__MATERIAL PROVIDED__.
^^^^

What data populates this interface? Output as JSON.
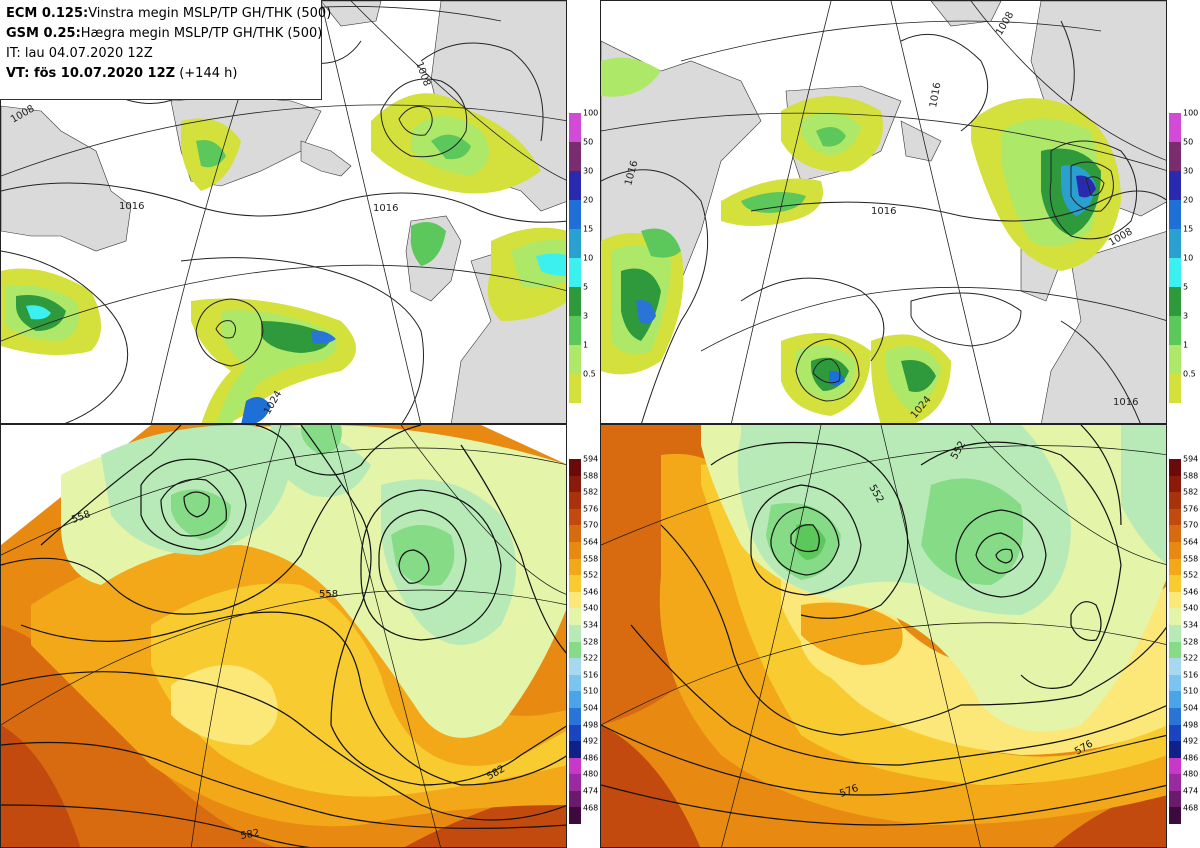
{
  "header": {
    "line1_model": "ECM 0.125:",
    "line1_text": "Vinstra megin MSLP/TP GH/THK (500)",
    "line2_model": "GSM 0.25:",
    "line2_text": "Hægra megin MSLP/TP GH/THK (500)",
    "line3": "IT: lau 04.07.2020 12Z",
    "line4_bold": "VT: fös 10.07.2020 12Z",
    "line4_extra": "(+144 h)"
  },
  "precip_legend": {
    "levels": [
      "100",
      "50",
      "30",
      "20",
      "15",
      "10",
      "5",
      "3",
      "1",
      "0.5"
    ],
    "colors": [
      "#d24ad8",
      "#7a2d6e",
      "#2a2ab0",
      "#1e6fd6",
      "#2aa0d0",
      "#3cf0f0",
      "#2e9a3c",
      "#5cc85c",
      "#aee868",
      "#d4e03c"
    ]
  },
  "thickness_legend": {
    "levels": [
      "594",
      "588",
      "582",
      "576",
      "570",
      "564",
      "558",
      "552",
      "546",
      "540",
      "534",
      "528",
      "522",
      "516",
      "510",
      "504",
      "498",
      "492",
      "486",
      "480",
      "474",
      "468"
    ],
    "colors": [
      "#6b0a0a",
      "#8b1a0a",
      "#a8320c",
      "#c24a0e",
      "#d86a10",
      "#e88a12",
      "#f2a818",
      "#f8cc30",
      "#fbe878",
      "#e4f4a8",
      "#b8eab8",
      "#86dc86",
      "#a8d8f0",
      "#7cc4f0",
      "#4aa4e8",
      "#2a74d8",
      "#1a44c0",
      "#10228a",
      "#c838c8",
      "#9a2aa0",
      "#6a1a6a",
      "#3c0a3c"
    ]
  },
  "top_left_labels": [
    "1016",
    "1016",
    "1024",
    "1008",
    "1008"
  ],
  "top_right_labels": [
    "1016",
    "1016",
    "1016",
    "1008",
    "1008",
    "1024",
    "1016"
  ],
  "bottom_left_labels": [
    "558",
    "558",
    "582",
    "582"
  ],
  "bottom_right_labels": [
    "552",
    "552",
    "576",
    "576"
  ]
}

^^^^

__REQUIREMENT__.
Give back the entries verbatim. Do not include any picture.

__ANSWER TO THIS EXERCISE__.
What data populates this interface? Output as JSON.
{
  "header": {
    "line1_model": "ECM 0.125:",
    "line1_text": "Vinstra megin MSLP/TP GH/THK (500)",
    "line2_model": "GSM 0.25:",
    "line2_text": "Hægra megin MSLP/TP GH/THK (500)",
    "line3": "IT: lau 04.07.2020 12Z",
    "line4_bold": "VT: fös 10.07.2020 12Z",
    "line4_extra": "(+144 h)"
  },
  "precip_legend": {
    "levels": [
      "100",
      "50",
      "30",
      "20",
      "15",
      "10",
      "5",
      "3",
      "1",
      "0.5"
    ],
    "colors": [
      "#d24ad8",
      "#7a2d6e",
      "#2a2ab0",
      "#1e6fd6",
      "#2aa0d0",
      "#3cf0f0",
      "#2e9a3c",
      "#5cc85c",
      "#aee868",
      "#d4e03c"
    ]
  },
  "thickness_legend": {
    "levels": [
      "594",
      "588",
      "582",
      "576",
      "570",
      "564",
      "558",
      "552",
      "546",
      "540",
      "534",
      "528",
      "522",
      "516",
      "510",
      "504",
      "498",
      "492",
      "486",
      "480",
      "474",
      "468"
    ],
    "colors": [
      "#6b0a0a",
      "#8b1a0a",
      "#a8320c",
      "#c24a0e",
      "#d86a10",
      "#e88a12",
      "#f2a818",
      "#f8cc30",
      "#fbe878",
      "#e4f4a8",
      "#b8eab8",
      "#86dc86",
      "#a8d8f0",
      "#7cc4f0",
      "#4aa4e8",
      "#2a74d8",
      "#1a44c0",
      "#10228a",
      "#c838c8",
      "#9a2aa0",
      "#6a1a6a",
      "#3c0a3c"
    ]
  },
  "top_left_labels": [
    "1016",
    "1016",
    "1024",
    "1008",
    "1008"
  ],
  "top_right_labels": [
    "1016",
    "1016",
    "1016",
    "1008",
    "1008",
    "1024",
    "1016"
  ],
  "bottom_left_labels": [
    "558",
    "558",
    "582",
    "582"
  ],
  "bottom_right_labels": [
    "552",
    "552",
    "576",
    "576"
  ]
}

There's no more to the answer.